Only the lines from the one with "Read this page and output its text content." onward are wanted, through the last line of the entries, set down exactly.

### RECORDS
────

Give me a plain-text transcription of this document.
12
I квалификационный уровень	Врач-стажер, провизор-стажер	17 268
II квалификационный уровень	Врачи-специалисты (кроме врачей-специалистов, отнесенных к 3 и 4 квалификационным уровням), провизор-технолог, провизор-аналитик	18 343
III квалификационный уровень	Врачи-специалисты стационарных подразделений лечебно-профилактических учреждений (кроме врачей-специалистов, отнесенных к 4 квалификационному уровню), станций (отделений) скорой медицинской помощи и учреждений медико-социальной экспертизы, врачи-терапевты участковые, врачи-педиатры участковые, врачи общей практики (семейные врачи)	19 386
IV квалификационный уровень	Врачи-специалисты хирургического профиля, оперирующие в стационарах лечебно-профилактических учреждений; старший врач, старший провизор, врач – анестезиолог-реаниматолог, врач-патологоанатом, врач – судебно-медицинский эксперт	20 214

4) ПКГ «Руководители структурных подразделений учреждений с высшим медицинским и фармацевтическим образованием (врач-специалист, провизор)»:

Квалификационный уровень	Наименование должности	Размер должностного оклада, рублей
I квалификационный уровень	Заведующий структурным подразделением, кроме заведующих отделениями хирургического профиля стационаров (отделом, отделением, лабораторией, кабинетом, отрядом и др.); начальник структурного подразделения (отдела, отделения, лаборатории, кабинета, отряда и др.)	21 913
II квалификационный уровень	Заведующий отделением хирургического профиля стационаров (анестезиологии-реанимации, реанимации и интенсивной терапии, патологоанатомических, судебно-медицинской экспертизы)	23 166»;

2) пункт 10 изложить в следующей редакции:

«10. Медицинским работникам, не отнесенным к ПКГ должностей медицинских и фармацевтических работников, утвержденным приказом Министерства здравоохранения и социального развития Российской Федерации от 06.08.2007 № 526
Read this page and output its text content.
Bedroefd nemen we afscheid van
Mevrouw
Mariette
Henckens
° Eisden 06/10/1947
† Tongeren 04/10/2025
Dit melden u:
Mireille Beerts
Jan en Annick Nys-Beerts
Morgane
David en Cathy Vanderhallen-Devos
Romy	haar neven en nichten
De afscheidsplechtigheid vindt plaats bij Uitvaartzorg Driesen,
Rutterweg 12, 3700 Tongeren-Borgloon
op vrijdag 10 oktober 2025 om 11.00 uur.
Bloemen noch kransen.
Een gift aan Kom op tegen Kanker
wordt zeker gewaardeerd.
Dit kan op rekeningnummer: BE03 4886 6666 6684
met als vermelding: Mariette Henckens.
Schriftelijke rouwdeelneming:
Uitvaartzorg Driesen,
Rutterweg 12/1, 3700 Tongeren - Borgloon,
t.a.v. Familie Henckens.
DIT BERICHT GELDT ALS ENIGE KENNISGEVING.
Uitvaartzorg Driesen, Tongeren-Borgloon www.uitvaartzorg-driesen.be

────

### FINISHED EXERCISE
Read this page and output its text content.
Bedroefd nemen we afscheid van
Mevrouw
Mariette
Henckens
° Eisden 06/10/1947
† Tongeren 04/10/2025
Dit melden u:
Mireille Beerts
Jan en Annick Nys-Beerts
Morgane
David en Cathy Vanderhallen-Devos
Romy	haar neven en nichten
De afscheidsplechtigheid vindt plaats bij Uitvaartzorg Driesen,
Rutterweg 12, 3700 Tongeren-Borgloon
op vrijdag 10 oktober 2025 om 11.00 uur.
Bloemen noch kransen.
Een gift aan Kom op tegen Kanker
wordt zeker gewaardeerd.
Dit kan op rekeningnummer: BE03 4886 6666 6684
met als vermelding: Mariette Henckens.
Schriftelijke rouwdeelneming:
Uitvaartzorg Driesen,
Rutterweg 12/1, 3700 Tongeren - Borgloon,
t.a.v. Familie Henckens.
DIT BERICHT GELDT ALS ENIGE KENNISGEVING.
Uitvaartzorg Driesen, Tongeren-Borgloon www.uitvaartzorg-driesen.be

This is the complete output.